Il problema: Come potrebbe proseguire il testo sulla direttiva di Maroni contro le manifestazioni vicino ai luoghi di culto? Scrivine il seguito a partire dall'ultima frase riportata.

───── Estratto del documento ─────

Il ministro Maroni sta infatti lavorando ad una direttiva, che sarà inviata ai prefetti nei prossimi giorni e che impedisca di manifestare vicino a luoghi di culto, centri commerciali, monumenti. E lo stesso ministro ad avere motivato la direttiva, dicendo che sarà emessa «affinchè fatti come quelli avvenuti davanti al Duomo di Milano non abbiano a ripetersi». E con questa premessa non credo sia plausibile ipotizzare che tra le intenzioni di Maroni, ci sia quella di vietare una processione del santo patrono nelle vicinanze di una sinagoga, o di una moschea o anche di una chiesa valdese. Ancor meno si riesce ad immaginare che venga impedito il passaggio della via crucis nelle vicinanze del Colosseo.

───── Materiale fornito ─────

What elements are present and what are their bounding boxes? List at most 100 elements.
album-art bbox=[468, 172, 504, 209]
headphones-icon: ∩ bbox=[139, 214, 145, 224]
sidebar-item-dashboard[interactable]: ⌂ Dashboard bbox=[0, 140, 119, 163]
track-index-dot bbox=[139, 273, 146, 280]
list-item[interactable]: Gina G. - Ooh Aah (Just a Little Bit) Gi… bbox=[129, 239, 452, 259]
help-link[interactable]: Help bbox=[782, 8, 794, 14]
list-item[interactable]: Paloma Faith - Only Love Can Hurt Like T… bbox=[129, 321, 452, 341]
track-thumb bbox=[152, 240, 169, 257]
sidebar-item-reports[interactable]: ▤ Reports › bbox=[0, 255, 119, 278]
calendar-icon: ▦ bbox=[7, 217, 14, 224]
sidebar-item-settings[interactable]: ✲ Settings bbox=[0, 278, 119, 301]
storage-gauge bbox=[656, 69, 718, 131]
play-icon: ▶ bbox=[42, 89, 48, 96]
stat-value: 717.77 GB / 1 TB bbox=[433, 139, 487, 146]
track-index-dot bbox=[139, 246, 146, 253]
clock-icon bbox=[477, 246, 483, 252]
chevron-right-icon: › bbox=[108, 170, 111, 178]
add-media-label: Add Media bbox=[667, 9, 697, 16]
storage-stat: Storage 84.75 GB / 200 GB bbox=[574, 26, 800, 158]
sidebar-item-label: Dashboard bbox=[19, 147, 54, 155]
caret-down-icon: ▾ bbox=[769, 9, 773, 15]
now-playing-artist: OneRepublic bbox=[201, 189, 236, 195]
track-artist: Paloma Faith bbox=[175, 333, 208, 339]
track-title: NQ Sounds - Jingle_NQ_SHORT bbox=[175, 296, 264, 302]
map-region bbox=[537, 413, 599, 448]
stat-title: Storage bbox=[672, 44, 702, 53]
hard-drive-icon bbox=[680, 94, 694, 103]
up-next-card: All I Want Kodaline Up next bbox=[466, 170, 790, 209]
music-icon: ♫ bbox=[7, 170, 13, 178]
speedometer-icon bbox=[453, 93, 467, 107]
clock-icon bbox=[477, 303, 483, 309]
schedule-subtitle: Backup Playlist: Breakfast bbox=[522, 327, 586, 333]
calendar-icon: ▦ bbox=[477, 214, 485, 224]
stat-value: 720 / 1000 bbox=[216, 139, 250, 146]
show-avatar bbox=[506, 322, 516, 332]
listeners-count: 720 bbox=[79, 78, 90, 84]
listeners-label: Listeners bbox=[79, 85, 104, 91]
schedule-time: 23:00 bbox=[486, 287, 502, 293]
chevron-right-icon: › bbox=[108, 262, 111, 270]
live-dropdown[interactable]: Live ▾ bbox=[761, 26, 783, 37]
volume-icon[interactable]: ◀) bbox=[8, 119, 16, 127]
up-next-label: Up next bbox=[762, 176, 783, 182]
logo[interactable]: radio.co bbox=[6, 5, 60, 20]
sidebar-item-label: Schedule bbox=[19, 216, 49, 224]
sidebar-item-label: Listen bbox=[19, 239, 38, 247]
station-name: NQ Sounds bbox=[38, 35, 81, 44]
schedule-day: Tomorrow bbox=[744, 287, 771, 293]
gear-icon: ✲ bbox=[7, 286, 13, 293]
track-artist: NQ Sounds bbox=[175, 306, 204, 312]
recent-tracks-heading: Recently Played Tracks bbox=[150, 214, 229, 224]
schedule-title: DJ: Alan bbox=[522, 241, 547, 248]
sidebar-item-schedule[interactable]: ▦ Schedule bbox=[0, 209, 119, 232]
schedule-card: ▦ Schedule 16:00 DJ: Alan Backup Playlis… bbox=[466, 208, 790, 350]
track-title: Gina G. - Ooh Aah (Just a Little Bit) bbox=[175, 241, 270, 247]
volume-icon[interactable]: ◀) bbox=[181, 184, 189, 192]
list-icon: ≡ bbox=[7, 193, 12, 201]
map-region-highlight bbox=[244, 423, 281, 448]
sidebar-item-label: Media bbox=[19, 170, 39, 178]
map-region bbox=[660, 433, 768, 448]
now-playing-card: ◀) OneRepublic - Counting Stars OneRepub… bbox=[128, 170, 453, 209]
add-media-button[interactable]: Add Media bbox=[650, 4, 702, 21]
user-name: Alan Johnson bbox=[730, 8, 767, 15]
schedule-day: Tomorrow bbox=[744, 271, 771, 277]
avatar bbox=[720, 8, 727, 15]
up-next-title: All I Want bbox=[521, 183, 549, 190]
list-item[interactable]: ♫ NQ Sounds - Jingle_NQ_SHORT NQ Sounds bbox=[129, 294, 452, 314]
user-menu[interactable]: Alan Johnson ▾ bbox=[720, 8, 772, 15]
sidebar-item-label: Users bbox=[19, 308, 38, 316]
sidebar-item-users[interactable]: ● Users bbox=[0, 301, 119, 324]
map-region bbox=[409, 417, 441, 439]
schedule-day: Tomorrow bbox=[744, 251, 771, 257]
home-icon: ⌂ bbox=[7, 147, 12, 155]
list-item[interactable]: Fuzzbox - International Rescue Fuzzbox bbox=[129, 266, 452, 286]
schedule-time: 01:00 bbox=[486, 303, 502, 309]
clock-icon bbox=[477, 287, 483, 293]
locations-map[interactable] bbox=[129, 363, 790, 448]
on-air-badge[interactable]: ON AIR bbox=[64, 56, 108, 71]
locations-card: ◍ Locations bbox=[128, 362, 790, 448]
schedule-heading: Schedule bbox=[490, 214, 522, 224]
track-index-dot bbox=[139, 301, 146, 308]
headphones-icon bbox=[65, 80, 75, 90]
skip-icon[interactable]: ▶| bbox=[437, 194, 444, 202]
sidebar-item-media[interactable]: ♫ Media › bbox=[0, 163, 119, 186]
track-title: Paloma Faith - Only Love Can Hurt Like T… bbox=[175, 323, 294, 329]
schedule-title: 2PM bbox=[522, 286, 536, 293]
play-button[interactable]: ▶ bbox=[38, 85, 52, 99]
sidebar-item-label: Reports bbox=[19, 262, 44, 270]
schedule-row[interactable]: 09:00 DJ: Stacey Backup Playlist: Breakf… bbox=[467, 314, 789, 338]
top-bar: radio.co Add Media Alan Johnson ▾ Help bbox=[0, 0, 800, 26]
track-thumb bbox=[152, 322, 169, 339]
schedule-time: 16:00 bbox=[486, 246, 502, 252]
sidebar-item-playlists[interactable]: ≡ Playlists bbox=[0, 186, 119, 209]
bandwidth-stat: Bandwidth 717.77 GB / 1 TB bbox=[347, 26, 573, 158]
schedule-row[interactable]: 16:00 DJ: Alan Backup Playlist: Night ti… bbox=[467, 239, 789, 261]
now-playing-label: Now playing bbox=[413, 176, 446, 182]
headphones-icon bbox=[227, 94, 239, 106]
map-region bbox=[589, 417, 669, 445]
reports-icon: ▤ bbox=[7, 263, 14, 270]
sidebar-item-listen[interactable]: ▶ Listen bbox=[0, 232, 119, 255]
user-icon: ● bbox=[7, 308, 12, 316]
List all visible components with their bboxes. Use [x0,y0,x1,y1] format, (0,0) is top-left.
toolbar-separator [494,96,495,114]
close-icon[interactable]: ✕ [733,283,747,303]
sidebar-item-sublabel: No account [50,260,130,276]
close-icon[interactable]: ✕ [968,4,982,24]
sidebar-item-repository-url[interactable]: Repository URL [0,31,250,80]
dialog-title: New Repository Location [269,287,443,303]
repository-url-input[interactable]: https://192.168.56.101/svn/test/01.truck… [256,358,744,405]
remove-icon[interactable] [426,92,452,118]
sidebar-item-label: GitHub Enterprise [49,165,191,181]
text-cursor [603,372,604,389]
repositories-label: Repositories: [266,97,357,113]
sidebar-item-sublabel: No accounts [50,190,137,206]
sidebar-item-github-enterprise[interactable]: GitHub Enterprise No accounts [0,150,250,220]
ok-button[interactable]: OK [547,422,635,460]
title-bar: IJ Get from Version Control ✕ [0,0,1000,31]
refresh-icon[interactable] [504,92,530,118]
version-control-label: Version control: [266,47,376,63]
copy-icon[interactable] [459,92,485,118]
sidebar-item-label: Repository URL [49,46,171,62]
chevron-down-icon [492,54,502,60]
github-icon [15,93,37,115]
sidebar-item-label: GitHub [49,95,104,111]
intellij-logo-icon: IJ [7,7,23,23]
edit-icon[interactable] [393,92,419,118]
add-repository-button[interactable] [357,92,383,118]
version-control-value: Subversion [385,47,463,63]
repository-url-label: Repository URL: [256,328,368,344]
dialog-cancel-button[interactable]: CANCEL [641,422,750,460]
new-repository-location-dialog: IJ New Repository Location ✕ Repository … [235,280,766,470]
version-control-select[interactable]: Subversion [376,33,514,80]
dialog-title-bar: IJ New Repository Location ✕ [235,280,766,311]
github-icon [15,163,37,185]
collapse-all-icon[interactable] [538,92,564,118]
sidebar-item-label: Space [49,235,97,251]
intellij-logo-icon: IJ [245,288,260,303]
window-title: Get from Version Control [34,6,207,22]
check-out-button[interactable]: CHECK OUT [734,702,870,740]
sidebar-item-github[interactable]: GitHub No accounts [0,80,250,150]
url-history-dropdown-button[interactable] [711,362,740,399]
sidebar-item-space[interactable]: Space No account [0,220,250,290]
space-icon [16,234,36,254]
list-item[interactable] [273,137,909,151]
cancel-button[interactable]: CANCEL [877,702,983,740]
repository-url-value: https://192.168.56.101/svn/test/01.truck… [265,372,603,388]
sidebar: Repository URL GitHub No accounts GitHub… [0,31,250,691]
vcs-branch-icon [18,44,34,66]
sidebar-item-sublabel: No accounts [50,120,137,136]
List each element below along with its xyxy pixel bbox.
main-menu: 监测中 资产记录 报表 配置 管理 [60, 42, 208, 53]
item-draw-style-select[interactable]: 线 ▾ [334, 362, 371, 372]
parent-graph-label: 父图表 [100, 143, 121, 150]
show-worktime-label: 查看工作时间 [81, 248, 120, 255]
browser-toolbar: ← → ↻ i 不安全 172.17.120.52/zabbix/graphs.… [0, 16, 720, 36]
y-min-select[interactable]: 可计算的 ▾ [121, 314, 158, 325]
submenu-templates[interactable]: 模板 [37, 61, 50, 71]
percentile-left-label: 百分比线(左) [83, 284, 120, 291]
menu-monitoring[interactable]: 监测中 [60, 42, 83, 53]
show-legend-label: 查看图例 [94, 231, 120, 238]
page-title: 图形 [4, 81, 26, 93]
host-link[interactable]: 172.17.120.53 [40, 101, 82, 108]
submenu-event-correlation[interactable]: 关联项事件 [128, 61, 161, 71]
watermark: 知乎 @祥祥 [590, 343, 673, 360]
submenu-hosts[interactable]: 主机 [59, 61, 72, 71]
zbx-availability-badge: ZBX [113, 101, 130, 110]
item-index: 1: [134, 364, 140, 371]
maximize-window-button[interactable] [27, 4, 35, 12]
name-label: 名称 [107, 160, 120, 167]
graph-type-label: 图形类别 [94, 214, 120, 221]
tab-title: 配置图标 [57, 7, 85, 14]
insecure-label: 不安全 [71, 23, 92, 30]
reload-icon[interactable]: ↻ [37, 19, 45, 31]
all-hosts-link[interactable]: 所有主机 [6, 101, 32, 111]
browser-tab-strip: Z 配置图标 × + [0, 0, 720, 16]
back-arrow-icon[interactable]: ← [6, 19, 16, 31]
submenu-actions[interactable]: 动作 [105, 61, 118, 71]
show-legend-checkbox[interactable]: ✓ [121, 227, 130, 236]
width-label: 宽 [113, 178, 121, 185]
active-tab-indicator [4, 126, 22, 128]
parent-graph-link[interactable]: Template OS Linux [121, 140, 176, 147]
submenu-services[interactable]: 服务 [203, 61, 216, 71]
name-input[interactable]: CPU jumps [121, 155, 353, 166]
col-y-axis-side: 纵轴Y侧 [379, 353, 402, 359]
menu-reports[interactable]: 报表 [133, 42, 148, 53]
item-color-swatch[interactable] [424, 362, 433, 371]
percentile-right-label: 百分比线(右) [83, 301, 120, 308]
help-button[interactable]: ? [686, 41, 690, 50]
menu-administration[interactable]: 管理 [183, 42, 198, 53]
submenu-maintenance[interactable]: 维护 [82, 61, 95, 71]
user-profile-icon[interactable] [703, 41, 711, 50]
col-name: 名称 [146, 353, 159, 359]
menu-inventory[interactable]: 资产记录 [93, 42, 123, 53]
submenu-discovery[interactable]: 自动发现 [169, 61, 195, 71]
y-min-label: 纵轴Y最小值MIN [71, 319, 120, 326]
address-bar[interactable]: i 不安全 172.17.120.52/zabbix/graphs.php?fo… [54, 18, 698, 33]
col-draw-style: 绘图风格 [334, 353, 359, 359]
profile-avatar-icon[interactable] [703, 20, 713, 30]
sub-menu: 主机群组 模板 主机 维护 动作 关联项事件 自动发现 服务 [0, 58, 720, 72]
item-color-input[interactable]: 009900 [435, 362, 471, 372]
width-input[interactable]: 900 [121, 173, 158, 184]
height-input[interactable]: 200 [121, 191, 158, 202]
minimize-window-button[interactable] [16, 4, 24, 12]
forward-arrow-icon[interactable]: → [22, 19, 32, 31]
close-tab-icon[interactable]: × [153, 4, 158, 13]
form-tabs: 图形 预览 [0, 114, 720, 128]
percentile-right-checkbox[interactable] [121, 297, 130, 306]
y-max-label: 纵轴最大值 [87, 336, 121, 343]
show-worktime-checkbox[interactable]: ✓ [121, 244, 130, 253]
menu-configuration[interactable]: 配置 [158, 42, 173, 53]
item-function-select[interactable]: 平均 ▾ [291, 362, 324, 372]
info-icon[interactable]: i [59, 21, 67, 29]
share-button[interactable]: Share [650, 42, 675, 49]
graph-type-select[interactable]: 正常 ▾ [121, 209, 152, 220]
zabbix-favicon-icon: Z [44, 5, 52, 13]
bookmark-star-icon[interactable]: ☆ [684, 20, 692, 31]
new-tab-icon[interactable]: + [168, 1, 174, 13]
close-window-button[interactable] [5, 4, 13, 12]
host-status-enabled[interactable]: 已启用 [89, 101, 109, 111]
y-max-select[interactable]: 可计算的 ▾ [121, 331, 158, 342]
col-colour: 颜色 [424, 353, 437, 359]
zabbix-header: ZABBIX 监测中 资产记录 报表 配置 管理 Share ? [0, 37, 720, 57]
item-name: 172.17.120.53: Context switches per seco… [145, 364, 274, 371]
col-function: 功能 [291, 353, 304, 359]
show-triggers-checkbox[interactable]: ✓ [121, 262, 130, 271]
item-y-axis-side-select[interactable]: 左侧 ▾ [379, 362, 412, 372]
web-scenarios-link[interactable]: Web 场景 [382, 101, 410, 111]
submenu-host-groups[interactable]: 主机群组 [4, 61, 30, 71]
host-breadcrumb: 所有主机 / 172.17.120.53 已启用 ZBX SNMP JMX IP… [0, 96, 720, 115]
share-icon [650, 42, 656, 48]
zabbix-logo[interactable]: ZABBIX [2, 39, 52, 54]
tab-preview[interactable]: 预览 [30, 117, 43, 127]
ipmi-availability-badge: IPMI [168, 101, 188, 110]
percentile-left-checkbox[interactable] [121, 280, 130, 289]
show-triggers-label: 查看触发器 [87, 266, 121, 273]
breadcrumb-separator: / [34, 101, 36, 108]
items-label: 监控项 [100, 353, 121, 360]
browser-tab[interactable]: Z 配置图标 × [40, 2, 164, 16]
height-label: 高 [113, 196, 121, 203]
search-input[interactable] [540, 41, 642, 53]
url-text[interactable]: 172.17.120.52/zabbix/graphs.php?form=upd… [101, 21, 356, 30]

─────

Risultato finale:
Ed allora le ipotesi si riducono sostanzialmente a due: la prima è quella che si tratti di un'iniziativa di facciata. La solita per mantenere alto l'animalesco sentimento xenofobo del popolo celodurista. Un'operazione per accontentare elettori, che spesso tengono insieme l'avversione contro ogni diversità (religiosa, culturale, etnica, fino alle differenze di acconciatura) e l'idolatria del libero mercato. Anche perchè quando una manifestazione occupa spazi pubblici, gli organizzatori sono già costretti a richiedere autorizzazione alla Questura. Questa deciderà sull'autorizzazione a manifestare ed anche nel merito del percorso. Pertanto delle limitazioni a manifestare ovunque si ritiene opportuno, a ragione o a torto esistono già.

La seconda ipotesi è che l'annunciata direttiva di Maroni, volendo impedire manifestazioni nei pressi di luoghi di culto, monumenti e centri commerciali, sia un impedimento di fatto ad esprimere un dissenso, visto che di chiese sono disseminate tutte le italiche città, dal centro storico fino alla periferia. Così come di monumenti che, seppure nelle periferie non pullulino, ci sono i centri commerciali a fare da altare innalzato ad un dio commercio, anche questo, a detta di Maroni, inviolabile.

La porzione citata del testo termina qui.